Data for the task —
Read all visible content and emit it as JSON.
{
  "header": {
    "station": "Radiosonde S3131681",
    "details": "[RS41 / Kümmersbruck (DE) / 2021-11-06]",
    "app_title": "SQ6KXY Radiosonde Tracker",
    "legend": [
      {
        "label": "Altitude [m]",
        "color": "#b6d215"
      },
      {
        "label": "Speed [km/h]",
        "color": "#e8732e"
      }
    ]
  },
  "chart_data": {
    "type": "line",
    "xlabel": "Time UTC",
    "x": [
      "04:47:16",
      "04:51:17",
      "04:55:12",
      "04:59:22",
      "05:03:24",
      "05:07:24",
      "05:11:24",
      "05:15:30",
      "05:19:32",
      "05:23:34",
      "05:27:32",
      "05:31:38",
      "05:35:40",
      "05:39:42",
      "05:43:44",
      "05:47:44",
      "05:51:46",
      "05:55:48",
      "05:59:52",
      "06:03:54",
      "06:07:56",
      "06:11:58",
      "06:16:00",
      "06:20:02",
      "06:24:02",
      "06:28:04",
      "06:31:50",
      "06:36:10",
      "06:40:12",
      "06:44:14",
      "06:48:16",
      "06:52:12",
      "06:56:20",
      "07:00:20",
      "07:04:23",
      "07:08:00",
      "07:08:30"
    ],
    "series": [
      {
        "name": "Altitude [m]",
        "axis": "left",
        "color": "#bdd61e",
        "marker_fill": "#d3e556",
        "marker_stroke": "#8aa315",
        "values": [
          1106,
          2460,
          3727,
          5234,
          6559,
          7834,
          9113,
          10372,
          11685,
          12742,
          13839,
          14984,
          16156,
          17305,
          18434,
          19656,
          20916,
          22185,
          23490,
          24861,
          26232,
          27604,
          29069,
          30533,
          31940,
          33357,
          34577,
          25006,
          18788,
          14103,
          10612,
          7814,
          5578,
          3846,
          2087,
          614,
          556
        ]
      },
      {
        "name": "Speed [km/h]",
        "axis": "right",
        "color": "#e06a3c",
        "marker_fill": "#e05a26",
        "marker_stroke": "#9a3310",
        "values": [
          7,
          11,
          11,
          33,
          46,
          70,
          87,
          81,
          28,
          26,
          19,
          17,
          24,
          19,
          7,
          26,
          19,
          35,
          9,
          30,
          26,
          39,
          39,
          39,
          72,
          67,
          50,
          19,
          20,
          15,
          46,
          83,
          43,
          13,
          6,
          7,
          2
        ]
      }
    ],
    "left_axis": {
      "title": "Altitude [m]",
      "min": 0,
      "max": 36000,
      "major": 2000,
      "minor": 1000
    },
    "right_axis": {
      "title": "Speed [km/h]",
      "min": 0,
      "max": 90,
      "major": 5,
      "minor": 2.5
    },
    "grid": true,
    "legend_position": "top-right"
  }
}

Short problem —
Find the string "Radiosonde" in the records, then copy each line where it occurs.

Result of the exercise —
    "station": "Radiosonde S3131681",
    "app_title": "SQ6KXY Radiosonde Tracker",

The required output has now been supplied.